## EXERCISE DESCRIPTION
Each line of the material must be returned exactly.

[Records that describe figures]
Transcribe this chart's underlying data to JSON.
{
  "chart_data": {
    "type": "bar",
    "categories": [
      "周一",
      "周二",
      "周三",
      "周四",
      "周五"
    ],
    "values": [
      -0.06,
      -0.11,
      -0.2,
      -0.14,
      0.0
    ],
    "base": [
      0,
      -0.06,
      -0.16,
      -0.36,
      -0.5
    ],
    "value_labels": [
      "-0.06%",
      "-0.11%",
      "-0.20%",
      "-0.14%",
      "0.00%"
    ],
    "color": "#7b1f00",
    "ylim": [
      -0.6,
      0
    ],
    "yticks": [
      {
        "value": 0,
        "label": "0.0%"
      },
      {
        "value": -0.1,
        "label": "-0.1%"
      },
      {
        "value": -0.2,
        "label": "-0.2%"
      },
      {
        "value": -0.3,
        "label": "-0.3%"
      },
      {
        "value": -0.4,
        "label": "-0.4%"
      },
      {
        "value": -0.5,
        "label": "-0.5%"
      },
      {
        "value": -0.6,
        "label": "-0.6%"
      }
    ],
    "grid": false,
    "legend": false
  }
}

## WRITTEN RESPONSE
Transcribe this chart's underlying data to JSON.
{
  "chart_data": {
    "type": "bar",
    "categories": [
      "周一",
      "周二",
      "周三",
      "周四",
      "周五"
    ],
    "values": [
      -0.06,
      -0.11,
      -0.2,
      -0.14,
      0.0
    ],
    "base": [
      0,
      -0.06,
      -0.16,
      -0.36,
      -0.5
    ],
    "value_labels": [
      "-0.06%",
      "-0.11%",
      "-0.20%",
      "-0.14%",
      "0.00%"
    ],
    "color": "#7b1f00",
    "ylim": [
      -0.6,
      0
    ],
    "yticks": [
      {
        "value": 0,
        "label": "0.0%"
      },
      {
        "value": -0.1,
        "label": "-0.1%"
      },
      {
        "value": -0.2,
        "label": "-0.2%"
      },
      {
        "value": -0.3,
        "label": "-0.3%"
      },
      {
        "value": -0.4,
        "label": "-0.4%"
      },
      {
        "value": -0.5,
        "label": "-0.5%"
      },
      {
        "value": -0.6,
        "label": "-0.6%"
      }
    ],
    "grid": false,
    "legend": false
  }
}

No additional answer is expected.